What is expected:
Every line in the data below that has the word "preferential" should be returned.

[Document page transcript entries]
BEGIN
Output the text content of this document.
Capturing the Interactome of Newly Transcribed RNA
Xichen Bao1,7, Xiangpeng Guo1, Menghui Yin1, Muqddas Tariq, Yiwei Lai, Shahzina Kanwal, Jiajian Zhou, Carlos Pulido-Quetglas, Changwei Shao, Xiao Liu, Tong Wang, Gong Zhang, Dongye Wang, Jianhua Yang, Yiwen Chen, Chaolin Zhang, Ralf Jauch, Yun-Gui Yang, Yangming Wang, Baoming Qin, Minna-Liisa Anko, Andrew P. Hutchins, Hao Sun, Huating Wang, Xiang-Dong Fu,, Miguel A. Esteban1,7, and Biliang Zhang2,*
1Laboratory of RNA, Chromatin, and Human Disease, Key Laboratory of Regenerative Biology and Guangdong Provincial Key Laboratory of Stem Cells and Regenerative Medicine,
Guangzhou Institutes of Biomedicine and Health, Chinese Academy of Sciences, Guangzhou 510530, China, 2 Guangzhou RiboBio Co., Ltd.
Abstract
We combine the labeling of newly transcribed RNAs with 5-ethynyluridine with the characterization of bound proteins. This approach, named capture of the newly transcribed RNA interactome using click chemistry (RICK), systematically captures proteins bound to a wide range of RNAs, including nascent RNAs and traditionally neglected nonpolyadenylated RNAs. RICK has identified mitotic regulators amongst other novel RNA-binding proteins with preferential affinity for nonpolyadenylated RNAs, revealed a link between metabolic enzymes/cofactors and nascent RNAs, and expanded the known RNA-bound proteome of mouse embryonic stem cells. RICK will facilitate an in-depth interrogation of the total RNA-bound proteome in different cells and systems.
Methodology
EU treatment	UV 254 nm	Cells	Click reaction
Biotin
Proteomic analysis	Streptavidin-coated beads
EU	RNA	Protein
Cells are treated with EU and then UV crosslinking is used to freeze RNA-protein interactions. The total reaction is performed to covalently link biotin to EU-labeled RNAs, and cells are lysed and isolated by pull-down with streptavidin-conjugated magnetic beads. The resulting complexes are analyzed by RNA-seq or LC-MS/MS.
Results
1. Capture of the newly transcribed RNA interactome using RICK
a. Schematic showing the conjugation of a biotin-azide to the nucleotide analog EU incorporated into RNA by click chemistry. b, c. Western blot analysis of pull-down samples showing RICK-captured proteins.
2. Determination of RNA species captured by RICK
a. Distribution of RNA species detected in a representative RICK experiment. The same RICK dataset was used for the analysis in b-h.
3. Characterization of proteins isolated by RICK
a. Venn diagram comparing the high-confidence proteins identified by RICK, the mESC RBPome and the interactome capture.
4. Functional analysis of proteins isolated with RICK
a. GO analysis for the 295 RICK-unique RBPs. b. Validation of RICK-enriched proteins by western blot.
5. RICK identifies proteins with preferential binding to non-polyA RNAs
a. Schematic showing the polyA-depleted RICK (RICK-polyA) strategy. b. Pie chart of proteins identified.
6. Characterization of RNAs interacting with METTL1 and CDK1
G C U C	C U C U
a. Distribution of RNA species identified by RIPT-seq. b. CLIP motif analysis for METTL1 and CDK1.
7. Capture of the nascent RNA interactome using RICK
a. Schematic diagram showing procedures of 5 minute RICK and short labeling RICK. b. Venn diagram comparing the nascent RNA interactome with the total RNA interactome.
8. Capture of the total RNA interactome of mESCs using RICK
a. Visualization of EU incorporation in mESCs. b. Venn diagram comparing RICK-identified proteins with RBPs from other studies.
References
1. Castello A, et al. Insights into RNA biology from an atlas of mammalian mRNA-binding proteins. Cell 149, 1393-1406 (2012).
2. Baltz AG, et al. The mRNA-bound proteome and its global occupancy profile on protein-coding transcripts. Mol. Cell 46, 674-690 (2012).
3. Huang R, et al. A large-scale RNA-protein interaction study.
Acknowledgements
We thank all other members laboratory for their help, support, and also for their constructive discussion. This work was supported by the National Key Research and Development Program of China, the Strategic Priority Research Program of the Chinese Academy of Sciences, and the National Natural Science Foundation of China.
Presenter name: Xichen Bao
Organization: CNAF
END
Exercise result:
We combine the labeling of newly transcribed RNAs with 5-ethynyluridine with the characterization of bound proteins. This approach, named capture of the newly transcribed RNA interactome using click chemistry (RICK), systematically captures proteins bound to a wide range of RNAs, including nascent RNAs and traditionally neglected nonpolyadenylated RNAs. RICK has identified mitotic regulators amongst other novel RNA-binding proteins with preferential affinity for nonpolyadenylated RNAs, revealed a link between metabolic enzymes/cofactors and nascent RNAs, and expanded the known RNA-bound proteome of mouse embryonic stem cells. RICK will facilitate an in-depth interrogation of the total RNA-bound proteome in different cells and systems.
5. RICK identifies proteins with preferential binding to non-polyA RNAs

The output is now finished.